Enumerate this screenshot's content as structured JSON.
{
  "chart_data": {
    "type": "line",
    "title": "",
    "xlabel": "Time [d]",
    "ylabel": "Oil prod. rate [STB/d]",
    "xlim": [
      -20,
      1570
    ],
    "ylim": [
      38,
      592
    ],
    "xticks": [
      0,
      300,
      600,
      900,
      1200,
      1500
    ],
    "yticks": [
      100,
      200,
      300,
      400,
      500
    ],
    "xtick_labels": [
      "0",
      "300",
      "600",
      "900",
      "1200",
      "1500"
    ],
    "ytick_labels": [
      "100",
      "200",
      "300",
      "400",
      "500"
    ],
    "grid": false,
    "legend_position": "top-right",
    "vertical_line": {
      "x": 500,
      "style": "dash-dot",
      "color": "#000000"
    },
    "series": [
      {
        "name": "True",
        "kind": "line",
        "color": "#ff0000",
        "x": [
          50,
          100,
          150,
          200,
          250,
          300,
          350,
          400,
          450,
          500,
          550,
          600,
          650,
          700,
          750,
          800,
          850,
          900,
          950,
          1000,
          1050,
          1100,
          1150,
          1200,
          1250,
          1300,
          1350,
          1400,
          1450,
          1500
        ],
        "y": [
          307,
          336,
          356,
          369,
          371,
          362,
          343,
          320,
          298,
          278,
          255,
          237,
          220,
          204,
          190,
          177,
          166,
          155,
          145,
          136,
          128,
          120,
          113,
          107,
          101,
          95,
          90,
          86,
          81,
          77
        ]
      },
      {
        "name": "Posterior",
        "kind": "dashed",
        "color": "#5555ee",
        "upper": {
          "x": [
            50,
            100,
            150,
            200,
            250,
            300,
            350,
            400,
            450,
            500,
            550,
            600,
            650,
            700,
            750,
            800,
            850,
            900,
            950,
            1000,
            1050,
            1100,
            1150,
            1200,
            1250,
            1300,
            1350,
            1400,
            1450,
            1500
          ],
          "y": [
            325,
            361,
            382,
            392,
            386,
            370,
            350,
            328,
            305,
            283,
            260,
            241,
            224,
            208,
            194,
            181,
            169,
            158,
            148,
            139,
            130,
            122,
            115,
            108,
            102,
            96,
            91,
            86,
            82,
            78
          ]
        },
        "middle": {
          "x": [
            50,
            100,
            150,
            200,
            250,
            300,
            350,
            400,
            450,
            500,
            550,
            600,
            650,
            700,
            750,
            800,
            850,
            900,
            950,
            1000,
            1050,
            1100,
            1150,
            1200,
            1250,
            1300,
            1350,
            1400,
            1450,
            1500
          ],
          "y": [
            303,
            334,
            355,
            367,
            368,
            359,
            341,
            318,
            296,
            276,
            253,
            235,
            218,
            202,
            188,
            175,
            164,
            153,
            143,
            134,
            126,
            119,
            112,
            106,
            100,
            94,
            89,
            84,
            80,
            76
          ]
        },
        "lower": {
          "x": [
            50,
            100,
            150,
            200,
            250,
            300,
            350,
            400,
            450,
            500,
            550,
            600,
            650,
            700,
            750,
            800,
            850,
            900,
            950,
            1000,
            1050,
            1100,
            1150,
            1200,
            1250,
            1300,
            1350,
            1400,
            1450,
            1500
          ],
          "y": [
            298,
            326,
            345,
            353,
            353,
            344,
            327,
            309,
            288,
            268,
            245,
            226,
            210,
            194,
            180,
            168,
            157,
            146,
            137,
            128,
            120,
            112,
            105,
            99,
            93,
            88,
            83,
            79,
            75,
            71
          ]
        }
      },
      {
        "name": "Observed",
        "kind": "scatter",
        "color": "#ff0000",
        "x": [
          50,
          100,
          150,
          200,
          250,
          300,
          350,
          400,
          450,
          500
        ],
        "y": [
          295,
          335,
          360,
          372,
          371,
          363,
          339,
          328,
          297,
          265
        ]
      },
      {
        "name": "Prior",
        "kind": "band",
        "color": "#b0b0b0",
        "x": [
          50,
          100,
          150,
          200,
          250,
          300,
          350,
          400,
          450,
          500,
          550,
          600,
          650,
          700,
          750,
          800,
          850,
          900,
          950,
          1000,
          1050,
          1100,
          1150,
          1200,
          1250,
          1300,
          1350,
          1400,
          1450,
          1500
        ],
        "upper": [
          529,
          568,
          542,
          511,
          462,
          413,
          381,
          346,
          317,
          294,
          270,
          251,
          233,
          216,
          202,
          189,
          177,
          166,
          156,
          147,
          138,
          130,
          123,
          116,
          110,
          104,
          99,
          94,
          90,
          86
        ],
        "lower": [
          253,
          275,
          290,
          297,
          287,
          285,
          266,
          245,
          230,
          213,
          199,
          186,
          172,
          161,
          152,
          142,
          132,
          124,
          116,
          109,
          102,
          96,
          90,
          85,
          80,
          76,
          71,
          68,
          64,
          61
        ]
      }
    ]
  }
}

===

Your goal -> Pick every line with "kind" in it and copy it.

Answer for this exercise ->
        "kind": "line",
        "kind": "dashed",
        "kind": "scatter",
        "kind": "band",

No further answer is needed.